● CHALLENGE
Show all lines from the listing below that contain "الشخصي".
>> Start DATA SUPPLIED
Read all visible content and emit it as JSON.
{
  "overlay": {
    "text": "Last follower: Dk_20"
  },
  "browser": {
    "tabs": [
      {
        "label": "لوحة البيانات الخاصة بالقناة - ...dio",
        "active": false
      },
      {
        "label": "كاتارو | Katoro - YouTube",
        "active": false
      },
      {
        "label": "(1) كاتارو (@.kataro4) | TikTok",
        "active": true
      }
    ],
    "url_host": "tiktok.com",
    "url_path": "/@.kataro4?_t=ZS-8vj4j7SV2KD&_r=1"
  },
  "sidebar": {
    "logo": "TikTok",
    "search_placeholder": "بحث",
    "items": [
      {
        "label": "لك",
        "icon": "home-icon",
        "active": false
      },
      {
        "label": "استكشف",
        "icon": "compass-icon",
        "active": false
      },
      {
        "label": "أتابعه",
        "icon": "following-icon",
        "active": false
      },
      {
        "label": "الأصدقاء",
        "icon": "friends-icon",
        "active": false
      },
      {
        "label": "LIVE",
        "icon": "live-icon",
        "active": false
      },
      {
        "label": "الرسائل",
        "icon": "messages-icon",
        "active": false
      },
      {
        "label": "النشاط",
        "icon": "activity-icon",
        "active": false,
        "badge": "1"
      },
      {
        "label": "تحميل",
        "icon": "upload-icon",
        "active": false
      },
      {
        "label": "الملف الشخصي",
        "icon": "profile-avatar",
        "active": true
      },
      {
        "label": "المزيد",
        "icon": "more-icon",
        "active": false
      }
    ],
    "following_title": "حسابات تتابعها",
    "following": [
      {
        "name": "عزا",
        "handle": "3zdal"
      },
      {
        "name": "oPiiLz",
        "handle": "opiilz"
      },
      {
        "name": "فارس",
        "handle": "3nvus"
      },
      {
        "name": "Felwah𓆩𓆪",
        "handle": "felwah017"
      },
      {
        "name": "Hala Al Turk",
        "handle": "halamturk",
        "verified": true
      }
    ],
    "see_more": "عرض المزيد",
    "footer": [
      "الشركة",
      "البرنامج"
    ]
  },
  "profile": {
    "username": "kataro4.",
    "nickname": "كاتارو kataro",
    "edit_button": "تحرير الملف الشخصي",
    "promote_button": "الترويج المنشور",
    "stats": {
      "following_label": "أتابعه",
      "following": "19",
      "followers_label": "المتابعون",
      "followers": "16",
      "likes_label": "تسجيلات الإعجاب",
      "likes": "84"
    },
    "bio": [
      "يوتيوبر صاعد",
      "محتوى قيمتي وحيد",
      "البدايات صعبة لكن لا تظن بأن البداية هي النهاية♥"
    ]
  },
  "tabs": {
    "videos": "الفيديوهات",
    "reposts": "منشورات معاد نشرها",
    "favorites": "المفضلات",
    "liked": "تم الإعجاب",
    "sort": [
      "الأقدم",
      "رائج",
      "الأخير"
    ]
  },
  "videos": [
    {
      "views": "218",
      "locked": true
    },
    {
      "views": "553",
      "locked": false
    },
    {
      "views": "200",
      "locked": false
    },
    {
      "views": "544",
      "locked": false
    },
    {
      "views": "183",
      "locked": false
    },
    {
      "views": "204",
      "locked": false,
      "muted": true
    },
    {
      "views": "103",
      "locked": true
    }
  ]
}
>> End DATA SUPPLIED
● TASK OUTPUT
        "label": "الملف الشخصي",
    "edit_button": "تحرير الملف الشخصي",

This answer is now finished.